(Element and box listings)
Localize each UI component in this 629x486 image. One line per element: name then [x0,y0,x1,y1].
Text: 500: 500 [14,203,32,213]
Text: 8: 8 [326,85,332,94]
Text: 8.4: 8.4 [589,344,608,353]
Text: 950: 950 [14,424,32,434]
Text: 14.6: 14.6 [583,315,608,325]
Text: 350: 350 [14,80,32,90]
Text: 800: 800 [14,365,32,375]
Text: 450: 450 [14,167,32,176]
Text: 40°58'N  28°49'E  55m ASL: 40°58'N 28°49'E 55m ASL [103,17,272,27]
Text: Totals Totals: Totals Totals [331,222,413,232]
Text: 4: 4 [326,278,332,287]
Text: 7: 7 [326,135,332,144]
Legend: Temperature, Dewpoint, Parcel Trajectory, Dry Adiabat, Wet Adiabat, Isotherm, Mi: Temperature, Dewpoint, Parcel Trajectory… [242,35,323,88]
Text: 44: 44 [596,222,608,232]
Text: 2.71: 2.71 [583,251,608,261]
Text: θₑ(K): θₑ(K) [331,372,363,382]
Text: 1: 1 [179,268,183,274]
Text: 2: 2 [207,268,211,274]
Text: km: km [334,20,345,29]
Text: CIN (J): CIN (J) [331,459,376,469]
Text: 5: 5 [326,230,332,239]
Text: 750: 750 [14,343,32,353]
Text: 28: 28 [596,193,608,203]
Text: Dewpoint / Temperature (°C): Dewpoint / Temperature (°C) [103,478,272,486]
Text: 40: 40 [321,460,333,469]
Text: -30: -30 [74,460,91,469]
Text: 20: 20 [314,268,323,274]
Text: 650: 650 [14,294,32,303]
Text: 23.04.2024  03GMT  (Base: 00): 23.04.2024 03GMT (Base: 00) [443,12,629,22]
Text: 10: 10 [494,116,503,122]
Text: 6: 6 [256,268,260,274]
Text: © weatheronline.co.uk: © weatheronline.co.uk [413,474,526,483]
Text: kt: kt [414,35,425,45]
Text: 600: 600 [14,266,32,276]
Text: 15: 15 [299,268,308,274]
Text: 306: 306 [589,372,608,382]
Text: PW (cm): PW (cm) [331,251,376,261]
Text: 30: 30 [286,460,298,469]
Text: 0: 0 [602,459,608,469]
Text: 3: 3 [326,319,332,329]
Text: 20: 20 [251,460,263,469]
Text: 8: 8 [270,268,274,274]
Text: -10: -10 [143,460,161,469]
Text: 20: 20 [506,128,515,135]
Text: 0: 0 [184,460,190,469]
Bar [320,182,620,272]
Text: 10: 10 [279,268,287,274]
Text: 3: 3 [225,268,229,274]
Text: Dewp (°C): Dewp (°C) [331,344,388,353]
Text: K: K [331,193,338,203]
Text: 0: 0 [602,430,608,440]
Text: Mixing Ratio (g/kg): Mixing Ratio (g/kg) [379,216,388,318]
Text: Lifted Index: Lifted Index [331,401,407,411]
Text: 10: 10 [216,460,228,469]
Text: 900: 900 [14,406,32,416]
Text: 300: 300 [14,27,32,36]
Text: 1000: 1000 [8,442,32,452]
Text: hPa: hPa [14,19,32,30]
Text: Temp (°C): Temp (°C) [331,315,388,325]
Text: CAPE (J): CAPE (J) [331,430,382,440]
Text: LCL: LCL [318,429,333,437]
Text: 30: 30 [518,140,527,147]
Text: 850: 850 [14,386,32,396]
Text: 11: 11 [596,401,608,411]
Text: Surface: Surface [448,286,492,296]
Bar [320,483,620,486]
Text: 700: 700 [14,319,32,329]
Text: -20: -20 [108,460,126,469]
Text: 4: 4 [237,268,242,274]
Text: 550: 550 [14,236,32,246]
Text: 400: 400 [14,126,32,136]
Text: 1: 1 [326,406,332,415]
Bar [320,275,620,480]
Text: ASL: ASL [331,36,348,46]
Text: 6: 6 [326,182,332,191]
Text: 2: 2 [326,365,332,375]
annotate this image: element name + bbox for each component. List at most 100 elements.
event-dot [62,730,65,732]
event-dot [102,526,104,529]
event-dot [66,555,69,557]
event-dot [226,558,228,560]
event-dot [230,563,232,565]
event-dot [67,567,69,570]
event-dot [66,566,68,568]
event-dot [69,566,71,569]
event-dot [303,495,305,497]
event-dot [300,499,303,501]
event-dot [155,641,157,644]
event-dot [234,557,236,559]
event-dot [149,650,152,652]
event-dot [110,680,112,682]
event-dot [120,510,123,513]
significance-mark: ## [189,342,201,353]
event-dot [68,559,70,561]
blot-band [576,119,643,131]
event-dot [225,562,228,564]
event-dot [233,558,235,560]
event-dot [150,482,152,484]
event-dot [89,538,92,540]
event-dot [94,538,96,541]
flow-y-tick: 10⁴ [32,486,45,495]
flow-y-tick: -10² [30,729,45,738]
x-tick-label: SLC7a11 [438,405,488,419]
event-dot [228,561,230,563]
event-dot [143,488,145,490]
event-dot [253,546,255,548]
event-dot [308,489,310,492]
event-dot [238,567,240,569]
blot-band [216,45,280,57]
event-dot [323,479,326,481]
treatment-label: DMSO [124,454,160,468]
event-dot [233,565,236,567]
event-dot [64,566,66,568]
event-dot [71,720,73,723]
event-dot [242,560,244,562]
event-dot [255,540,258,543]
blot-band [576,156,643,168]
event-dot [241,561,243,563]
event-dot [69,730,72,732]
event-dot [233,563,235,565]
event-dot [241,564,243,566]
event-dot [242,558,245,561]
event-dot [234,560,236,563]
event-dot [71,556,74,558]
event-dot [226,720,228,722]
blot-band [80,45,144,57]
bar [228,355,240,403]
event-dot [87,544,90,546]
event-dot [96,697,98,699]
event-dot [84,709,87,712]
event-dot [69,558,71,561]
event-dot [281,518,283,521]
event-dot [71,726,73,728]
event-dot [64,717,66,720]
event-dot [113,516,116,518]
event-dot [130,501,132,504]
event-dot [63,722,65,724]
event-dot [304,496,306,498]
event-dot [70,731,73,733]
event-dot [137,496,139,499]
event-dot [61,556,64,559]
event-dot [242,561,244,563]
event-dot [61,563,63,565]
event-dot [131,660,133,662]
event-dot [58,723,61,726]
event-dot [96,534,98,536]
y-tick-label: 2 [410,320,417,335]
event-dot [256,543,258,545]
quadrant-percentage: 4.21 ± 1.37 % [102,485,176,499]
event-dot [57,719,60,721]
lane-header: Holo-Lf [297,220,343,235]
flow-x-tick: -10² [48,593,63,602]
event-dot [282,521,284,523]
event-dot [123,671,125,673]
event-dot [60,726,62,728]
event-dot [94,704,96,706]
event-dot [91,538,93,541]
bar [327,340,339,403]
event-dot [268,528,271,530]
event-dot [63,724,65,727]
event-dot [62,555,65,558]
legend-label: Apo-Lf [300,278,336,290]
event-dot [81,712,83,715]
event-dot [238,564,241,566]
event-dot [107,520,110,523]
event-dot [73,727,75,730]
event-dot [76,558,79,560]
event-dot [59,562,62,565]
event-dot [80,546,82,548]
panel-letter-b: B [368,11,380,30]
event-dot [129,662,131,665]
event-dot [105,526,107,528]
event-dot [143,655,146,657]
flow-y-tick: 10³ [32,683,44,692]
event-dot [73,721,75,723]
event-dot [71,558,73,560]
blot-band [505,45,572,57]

THE TASK:
Rewrite the data above with every "event-dot" switched to "scatter-point", keeping everything else the same.

REPLY TO THE TASK:
Localize each UI component in this 629x486 image. One line per element: name then [x0,y0,x1,y1].
Text: 500: 500 [14,203,32,213]
Text: 8: 8 [326,85,332,94]
Text: 8.4: 8.4 [589,344,608,353]
Text: 950: 950 [14,424,32,434]
Text: 14.6: 14.6 [583,315,608,325]
Text: 350: 350 [14,80,32,90]
Text: 800: 800 [14,365,32,375]
Text: 450: 450 [14,167,32,176]
Text: 40°58'N  28°49'E  55m ASL: 40°58'N 28°49'E 55m ASL [103,17,272,27]
Text: Totals Totals: Totals Totals [331,222,413,232]
Text: 4: 4 [326,278,332,287]
Text: 7: 7 [326,135,332,144]
Legend: Temperature, Dewpoint, Parcel Trajectory, Dry Adiabat, Wet Adiabat, Isotherm, Mi: Temperature, Dewpoint, Parcel Trajectory… [242,35,323,88]
Text: 44: 44 [596,222,608,232]
Text: 2.71: 2.71 [583,251,608,261]
Text: θₑ(K): θₑ(K) [331,372,363,382]
Text: 1: 1 [179,268,183,274]
Text: 2: 2 [207,268,211,274]
Text: km: km [334,20,345,29]
Text: CIN (J): CIN (J) [331,459,376,469]
Text: 5: 5 [326,230,332,239]
Text: 750: 750 [14,343,32,353]
Text: 28: 28 [596,193,608,203]
Text: Dewpoint / Temperature (°C): Dewpoint / Temperature (°C) [103,478,272,486]
Text: 40: 40 [321,460,333,469]
Text: -30: -30 [74,460,91,469]
Text: 20: 20 [314,268,323,274]
Text: 650: 650 [14,294,32,303]
Text: 23.04.2024  03GMT  (Base: 00): 23.04.2024 03GMT (Base: 00) [443,12,629,22]
Text: 10: 10 [494,116,503,122]
Text: 6: 6 [256,268,260,274]
Text: © weatheronline.co.uk: © weatheronline.co.uk [413,474,526,483]
Text: kt: kt [414,35,425,45]
Text: 600: 600 [14,266,32,276]
Text: 15: 15 [299,268,308,274]
Text: 306: 306 [589,372,608,382]
Text: PW (cm): PW (cm) [331,251,376,261]
Text: 30: 30 [286,460,298,469]
Text: 0: 0 [602,459,608,469]
Text: 3: 3 [326,319,332,329]
Text: 20: 20 [251,460,263,469]
Text: 8: 8 [270,268,274,274]
Text: -10: -10 [143,460,161,469]
Text: 20: 20 [506,128,515,135]
Text: 0: 0 [184,460,190,469]
Bar [320,182,620,272]
Text: 10: 10 [279,268,287,274]
Text: 3: 3 [225,268,229,274]
Text: Dewp (°C): Dewp (°C) [331,344,388,353]
Text: K: K [331,193,338,203]
Text: 0: 0 [602,430,608,440]
Text: Mixing Ratio (g/kg): Mixing Ratio (g/kg) [379,216,388,318]
Text: Lifted Index: Lifted Index [331,401,407,411]
Text: 10: 10 [216,460,228,469]
Text: 900: 900 [14,406,32,416]
Text: 300: 300 [14,27,32,36]
Text: 1000: 1000 [8,442,32,452]
Text: hPa: hPa [14,19,32,30]
Text: Temp (°C): Temp (°C) [331,315,388,325]
Text: CAPE (J): CAPE (J) [331,430,382,440]
Text: LCL: LCL [318,429,333,437]
Text: 30: 30 [518,140,527,147]
Text: 850: 850 [14,386,32,396]
Text: 11: 11 [596,401,608,411]
Text: Surface: Surface [448,286,492,296]
Bar [320,483,620,486]
Text: 700: 700 [14,319,32,329]
Text: -20: -20 [108,460,126,469]
Text: 4: 4 [237,268,242,274]
Text: 550: 550 [14,236,32,246]
Text: 400: 400 [14,126,32,136]
Text: 1: 1 [326,406,332,415]
Bar [320,275,620,480]
Text: ASL: ASL [331,36,348,46]
Text: 6: 6 [326,182,332,191]
Text: 2: 2 [326,365,332,375]
annotate this image: element name + bbox for each component. List at most 100 elements.
scatter-point [62,730,65,732]
scatter-point [102,526,104,529]
scatter-point [66,555,69,557]
scatter-point [226,558,228,560]
scatter-point [230,563,232,565]
scatter-point [67,567,69,570]
scatter-point [66,566,68,568]
scatter-point [69,566,71,569]
scatter-point [303,495,305,497]
scatter-point [300,499,303,501]
scatter-point [155,641,157,644]
scatter-point [234,557,236,559]
scatter-point [149,650,152,652]
scatter-point [110,680,112,682]
scatter-point [120,510,123,513]
significance-mark: ## [189,342,201,353]
scatter-point [68,559,70,561]
blot-band [576,119,643,131]
scatter-point [225,562,228,564]
scatter-point [233,558,235,560]
scatter-point [150,482,152,484]
scatter-point [89,538,92,540]
scatter-point [94,538,96,541]
flow-y-tick: 10⁴ [32,486,45,495]
flow-y-tick: -10² [30,729,45,738]
x-tick-label: SLC7a11 [438,405,488,419]
scatter-point [228,561,230,563]
scatter-point [143,488,145,490]
scatter-point [253,546,255,548]
scatter-point [308,489,310,492]
scatter-point [238,567,240,569]
blot-band [216,45,280,57]
scatter-point [323,479,326,481]
treatment-label: DMSO [124,454,160,468]
scatter-point [233,565,236,567]
scatter-point [64,566,66,568]
scatter-point [71,720,73,723]
scatter-point [242,560,244,562]
scatter-point [255,540,258,543]
blot-band [576,156,643,168]
scatter-point [241,561,243,563]
scatter-point [69,730,72,732]
scatter-point [233,563,235,565]
scatter-point [241,564,243,566]
scatter-point [242,558,245,561]
scatter-point [234,560,236,563]
scatter-point [71,556,74,558]
scatter-point [226,720,228,722]
blot-band [80,45,144,57]
bar [228,355,240,403]
scatter-point [87,544,90,546]
scatter-point [96,697,98,699]
scatter-point [84,709,87,712]
scatter-point [69,558,71,561]
scatter-point [281,518,283,521]
scatter-point [71,726,73,728]
scatter-point [64,717,66,720]
scatter-point [113,516,116,518]
scatter-point [130,501,132,504]
scatter-point [63,722,65,724]
scatter-point [304,496,306,498]
scatter-point [70,731,73,733]
scatter-point [137,496,139,499]
scatter-point [61,556,64,559]
scatter-point [242,561,244,563]
scatter-point [61,563,63,565]
scatter-point [131,660,133,662]
scatter-point [58,723,61,726]
scatter-point [96,534,98,536]
y-tick-label: 2 [410,320,417,335]
scatter-point [256,543,258,545]
quadrant-percentage: 4.21 ± 1.37 % [102,485,176,499]
scatter-point [57,719,60,721]
lane-header: Holo-Lf [297,220,343,235]
flow-x-tick: -10² [48,593,63,602]
scatter-point [282,521,284,523]
scatter-point [123,671,125,673]
scatter-point [60,726,62,728]
scatter-point [94,704,96,706]
scatter-point [91,538,93,541]
bar [327,340,339,403]
scatter-point [268,528,271,530]
scatter-point [63,724,65,727]
scatter-point [62,555,65,558]
legend-label: Apo-Lf [300,278,336,290]
scatter-point [81,712,83,715]
scatter-point [238,564,241,566]
scatter-point [107,520,110,523]
scatter-point [73,727,75,730]
scatter-point [76,558,79,560]
scatter-point [59,562,62,565]
scatter-point [80,546,82,548]
panel-letter-b: B [368,11,380,30]
scatter-point [129,662,131,665]
scatter-point [105,526,107,528]
scatter-point [143,655,146,657]
flow-y-tick: 10³ [32,683,44,692]
scatter-point [73,721,75,723]
scatter-point [71,558,73,560]
blot-band [505,45,572,57]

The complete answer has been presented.